>>>

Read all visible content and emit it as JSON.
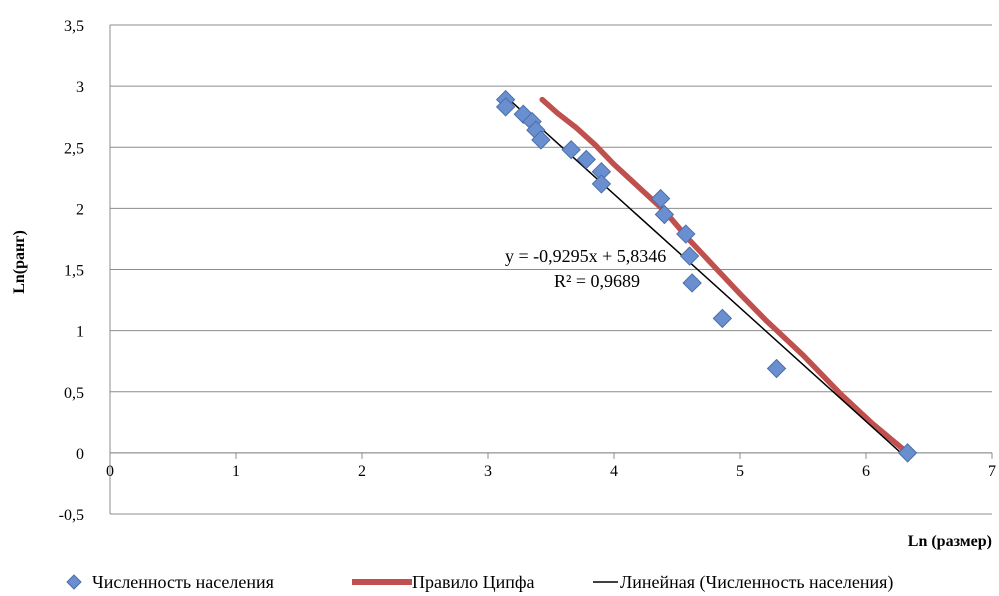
{
  "chart_data": {
    "type": "scatter",
    "xlabel": "Ln (размер)",
    "ylabel": "Ln(ранг)",
    "xlim": [
      0,
      7
    ],
    "ylim": [
      -0.5,
      3.5
    ],
    "x_ticks": [
      "0",
      "1",
      "2",
      "3",
      "4",
      "5",
      "6",
      "7"
    ],
    "y_ticks": [
      "-0,5",
      "0",
      "0,5",
      "1",
      "1,5",
      "2",
      "2,5",
      "3",
      "3,5"
    ],
    "grid": "horizontal",
    "legend_position": "bottom",
    "series": [
      {
        "name": "Численность населения",
        "kind": "scatter",
        "color": "#6a8fd0",
        "points": [
          {
            "x": 3.14,
            "y": 2.89
          },
          {
            "x": 3.14,
            "y": 2.83
          },
          {
            "x": 3.28,
            "y": 2.77
          },
          {
            "x": 3.35,
            "y": 2.71
          },
          {
            "x": 3.38,
            "y": 2.64
          },
          {
            "x": 3.42,
            "y": 2.56
          },
          {
            "x": 3.66,
            "y": 2.48
          },
          {
            "x": 3.78,
            "y": 2.4
          },
          {
            "x": 3.9,
            "y": 2.3
          },
          {
            "x": 3.9,
            "y": 2.2
          },
          {
            "x": 4.37,
            "y": 2.08
          },
          {
            "x": 4.4,
            "y": 1.95
          },
          {
            "x": 4.57,
            "y": 1.79
          },
          {
            "x": 4.6,
            "y": 1.61
          },
          {
            "x": 4.62,
            "y": 1.39
          },
          {
            "x": 4.86,
            "y": 1.1
          },
          {
            "x": 5.29,
            "y": 0.69
          },
          {
            "x": 6.33,
            "y": 0.0
          }
        ]
      },
      {
        "name": "Правило Ципфа",
        "kind": "line",
        "color": "#c0504d",
        "points": [
          {
            "x": 3.43,
            "y": 2.89
          },
          {
            "x": 3.55,
            "y": 2.78
          },
          {
            "x": 3.7,
            "y": 2.66
          },
          {
            "x": 3.85,
            "y": 2.52
          },
          {
            "x": 4.0,
            "y": 2.36
          },
          {
            "x": 4.2,
            "y": 2.17
          },
          {
            "x": 4.4,
            "y": 1.98
          },
          {
            "x": 4.6,
            "y": 1.74
          },
          {
            "x": 4.8,
            "y": 1.52
          },
          {
            "x": 5.0,
            "y": 1.3
          },
          {
            "x": 5.2,
            "y": 1.09
          },
          {
            "x": 5.5,
            "y": 0.8
          },
          {
            "x": 5.8,
            "y": 0.48
          },
          {
            "x": 6.05,
            "y": 0.24
          },
          {
            "x": 6.33,
            "y": 0.0
          }
        ]
      },
      {
        "name": "Линейная (Численность населения)",
        "kind": "trendline",
        "color": "#000000",
        "slope": -0.9295,
        "intercept": 5.8346,
        "x_range": [
          3.14,
          6.33
        ]
      }
    ],
    "annotations": {
      "equation": "y = -0,9295x + 5,8346",
      "r2": "R² = 0,9689"
    }
  }
}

<<<

• **Exercise**
Return the listing above unchanged, apart from dropping its pictures.

• **Exercise answer**
Read all visible content and emit it as JSON.
{
  "chart_data": {
    "type": "scatter",
    "xlabel": "Ln (размер)",
    "ylabel": "Ln(ранг)",
    "xlim": [
      0,
      7
    ],
    "ylim": [
      -0.5,
      3.5
    ],
    "x_ticks": [
      "0",
      "1",
      "2",
      "3",
      "4",
      "5",
      "6",
      "7"
    ],
    "y_ticks": [
      "-0,5",
      "0",
      "0,5",
      "1",
      "1,5",
      "2",
      "2,5",
      "3",
      "3,5"
    ],
    "grid": "horizontal",
    "legend_position": "bottom",
    "series": [
      {
        "name": "Численность населения",
        "kind": "scatter",
        "color": "#6a8fd0",
        "points": [
          {
            "x": 3.14,
            "y": 2.89
          },
          {
            "x": 3.14,
            "y": 2.83
          },
          {
            "x": 3.28,
            "y": 2.77
          },
          {
            "x": 3.35,
            "y": 2.71
          },
          {
            "x": 3.38,
            "y": 2.64
          },
          {
            "x": 3.42,
            "y": 2.56
          },
          {
            "x": 3.66,
            "y": 2.48
          },
          {
            "x": 3.78,
            "y": 2.4
          },
          {
            "x": 3.9,
            "y": 2.3
          },
          {
            "x": 3.9,
            "y": 2.2
          },
          {
            "x": 4.37,
            "y": 2.08
          },
          {
            "x": 4.4,
            "y": 1.95
          },
          {
            "x": 4.57,
            "y": 1.79
          },
          {
            "x": 4.6,
            "y": 1.61
          },
          {
            "x": 4.62,
            "y": 1.39
          },
          {
            "x": 4.86,
            "y": 1.1
          },
          {
            "x": 5.29,
            "y": 0.69
          },
          {
            "x": 6.33,
            "y": 0.0
          }
        ]
      },
      {
        "name": "Правило Ципфа",
        "kind": "line",
        "color": "#c0504d",
        "points": [
          {
            "x": 3.43,
            "y": 2.89
          },
          {
            "x": 3.55,
            "y": 2.78
          },
          {
            "x": 3.7,
            "y": 2.66
          },
          {
            "x": 3.85,
            "y": 2.52
          },
          {
            "x": 4.0,
            "y": 2.36
          },
          {
            "x": 4.2,
            "y": 2.17
          },
          {
            "x": 4.4,
            "y": 1.98
          },
          {
            "x": 4.6,
            "y": 1.74
          },
          {
            "x": 4.8,
            "y": 1.52
          },
          {
            "x": 5.0,
            "y": 1.3
          },
          {
            "x": 5.2,
            "y": 1.09
          },
          {
            "x": 5.5,
            "y": 0.8
          },
          {
            "x": 5.8,
            "y": 0.48
          },
          {
            "x": 6.05,
            "y": 0.24
          },
          {
            "x": 6.33,
            "y": 0.0
          }
        ]
      },
      {
        "name": "Линейная (Численность населения)",
        "kind": "trendline",
        "color": "#000000",
        "slope": -0.9295,
        "intercept": 5.8346,
        "x_range": [
          3.14,
          6.33
        ]
      }
    ],
    "annotations": {
      "equation": "y = -0,9295x + 5,8346",
      "r2": "R² = 0,9689"
    }
  }
}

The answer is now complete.